- Given information -
================================

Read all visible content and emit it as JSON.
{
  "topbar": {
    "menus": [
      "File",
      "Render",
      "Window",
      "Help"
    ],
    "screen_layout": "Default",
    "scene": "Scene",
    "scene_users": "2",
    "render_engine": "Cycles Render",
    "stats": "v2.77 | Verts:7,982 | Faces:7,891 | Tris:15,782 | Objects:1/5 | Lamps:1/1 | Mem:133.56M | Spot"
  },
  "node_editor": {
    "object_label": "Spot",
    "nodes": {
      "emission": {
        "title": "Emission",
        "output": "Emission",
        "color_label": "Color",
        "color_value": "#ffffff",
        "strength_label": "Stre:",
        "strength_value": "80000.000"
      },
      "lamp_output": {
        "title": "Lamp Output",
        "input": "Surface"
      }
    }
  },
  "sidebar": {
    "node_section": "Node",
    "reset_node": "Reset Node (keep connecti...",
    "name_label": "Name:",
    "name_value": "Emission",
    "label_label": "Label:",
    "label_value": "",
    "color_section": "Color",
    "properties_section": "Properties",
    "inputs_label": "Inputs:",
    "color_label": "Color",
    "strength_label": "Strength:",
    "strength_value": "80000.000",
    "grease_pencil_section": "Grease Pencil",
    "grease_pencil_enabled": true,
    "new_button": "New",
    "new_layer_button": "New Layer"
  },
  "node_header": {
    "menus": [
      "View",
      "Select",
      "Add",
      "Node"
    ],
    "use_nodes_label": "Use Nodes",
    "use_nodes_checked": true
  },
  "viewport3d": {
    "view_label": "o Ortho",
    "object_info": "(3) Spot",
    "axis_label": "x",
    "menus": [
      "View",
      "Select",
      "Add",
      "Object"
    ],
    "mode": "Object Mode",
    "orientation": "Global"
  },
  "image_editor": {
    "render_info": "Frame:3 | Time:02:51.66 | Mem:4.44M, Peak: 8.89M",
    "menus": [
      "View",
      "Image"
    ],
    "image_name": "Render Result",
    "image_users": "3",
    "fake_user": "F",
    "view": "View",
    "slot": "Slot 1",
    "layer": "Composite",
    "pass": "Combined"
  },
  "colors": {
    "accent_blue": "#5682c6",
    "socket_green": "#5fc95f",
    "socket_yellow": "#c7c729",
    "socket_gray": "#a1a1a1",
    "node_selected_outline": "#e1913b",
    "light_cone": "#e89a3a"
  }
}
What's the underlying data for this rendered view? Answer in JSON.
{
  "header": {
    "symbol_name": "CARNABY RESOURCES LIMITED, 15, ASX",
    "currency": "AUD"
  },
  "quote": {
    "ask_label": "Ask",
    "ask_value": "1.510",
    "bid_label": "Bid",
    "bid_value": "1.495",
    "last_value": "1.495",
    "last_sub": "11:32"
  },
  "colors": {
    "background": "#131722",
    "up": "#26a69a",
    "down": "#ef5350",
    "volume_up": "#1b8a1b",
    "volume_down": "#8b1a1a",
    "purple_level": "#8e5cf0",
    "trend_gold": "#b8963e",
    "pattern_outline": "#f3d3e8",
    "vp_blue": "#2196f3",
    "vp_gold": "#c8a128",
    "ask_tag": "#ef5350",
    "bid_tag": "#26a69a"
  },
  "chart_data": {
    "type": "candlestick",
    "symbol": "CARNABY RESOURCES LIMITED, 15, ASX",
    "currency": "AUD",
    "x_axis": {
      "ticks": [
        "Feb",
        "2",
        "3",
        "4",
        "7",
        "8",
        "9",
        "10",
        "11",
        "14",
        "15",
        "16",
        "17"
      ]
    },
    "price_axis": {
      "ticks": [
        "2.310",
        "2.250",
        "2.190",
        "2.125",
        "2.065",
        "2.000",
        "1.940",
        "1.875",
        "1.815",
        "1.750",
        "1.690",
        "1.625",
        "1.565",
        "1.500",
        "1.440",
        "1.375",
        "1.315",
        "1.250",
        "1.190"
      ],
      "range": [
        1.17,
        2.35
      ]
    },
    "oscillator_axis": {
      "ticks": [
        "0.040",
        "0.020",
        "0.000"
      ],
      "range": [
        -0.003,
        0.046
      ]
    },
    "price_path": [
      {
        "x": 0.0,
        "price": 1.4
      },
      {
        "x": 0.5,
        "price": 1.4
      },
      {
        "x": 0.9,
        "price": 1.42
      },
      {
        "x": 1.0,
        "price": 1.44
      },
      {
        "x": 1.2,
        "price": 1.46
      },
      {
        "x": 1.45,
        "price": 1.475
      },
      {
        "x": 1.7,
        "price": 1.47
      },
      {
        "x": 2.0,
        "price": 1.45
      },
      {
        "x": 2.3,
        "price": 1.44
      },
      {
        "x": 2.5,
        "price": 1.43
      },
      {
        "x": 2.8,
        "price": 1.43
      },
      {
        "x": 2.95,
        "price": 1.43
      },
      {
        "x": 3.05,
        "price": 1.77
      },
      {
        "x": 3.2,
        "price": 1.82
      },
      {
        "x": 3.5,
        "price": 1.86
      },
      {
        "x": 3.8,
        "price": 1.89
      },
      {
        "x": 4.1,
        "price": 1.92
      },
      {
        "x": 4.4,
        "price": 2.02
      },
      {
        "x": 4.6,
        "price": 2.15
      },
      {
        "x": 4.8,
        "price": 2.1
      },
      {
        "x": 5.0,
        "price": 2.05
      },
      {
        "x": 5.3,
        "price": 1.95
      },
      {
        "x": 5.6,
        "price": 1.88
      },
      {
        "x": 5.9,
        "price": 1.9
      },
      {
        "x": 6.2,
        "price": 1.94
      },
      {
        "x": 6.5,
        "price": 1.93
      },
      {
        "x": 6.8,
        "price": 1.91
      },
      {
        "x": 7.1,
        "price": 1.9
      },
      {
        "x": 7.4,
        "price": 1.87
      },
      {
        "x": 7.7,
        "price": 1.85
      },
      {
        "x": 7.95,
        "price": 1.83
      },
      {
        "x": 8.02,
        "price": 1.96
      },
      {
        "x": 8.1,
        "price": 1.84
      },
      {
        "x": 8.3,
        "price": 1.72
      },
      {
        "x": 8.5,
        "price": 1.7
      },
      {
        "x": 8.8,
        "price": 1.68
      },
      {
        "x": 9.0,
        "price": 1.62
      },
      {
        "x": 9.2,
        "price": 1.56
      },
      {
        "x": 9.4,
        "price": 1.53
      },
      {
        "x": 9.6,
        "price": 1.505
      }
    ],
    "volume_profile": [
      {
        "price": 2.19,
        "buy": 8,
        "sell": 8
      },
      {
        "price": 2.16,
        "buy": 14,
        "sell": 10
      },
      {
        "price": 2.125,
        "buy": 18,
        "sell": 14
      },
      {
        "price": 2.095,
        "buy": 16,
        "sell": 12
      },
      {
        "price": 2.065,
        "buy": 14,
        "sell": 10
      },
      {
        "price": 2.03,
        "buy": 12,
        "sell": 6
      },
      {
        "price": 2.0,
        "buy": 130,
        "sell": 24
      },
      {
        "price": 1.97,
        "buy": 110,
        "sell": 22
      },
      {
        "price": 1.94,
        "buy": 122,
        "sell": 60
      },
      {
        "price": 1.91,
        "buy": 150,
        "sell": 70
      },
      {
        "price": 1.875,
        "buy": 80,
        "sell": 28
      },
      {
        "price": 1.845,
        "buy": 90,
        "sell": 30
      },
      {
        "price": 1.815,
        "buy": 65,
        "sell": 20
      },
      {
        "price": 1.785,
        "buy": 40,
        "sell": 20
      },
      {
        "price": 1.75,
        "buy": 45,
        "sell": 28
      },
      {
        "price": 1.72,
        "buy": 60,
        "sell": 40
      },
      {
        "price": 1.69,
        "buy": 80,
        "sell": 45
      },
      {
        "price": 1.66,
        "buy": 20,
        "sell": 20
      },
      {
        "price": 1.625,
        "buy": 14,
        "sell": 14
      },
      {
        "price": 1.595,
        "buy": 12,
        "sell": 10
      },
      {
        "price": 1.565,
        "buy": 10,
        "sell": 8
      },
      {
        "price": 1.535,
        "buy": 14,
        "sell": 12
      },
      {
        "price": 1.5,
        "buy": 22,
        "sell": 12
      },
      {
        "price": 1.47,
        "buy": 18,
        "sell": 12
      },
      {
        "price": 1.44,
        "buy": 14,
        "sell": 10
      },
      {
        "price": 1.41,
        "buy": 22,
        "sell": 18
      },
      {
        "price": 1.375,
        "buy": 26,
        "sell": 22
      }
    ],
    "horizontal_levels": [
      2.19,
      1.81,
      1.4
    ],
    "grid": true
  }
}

================================

Search the lines for "LIMITED". Copy each line that has it.

- Answer for this exercise -
    "symbol_name": "CARNABY RESOURCES LIMITED, 15, ASX",
    "symbol": "CARNABY RESOURCES LIMITED, 15, ASX",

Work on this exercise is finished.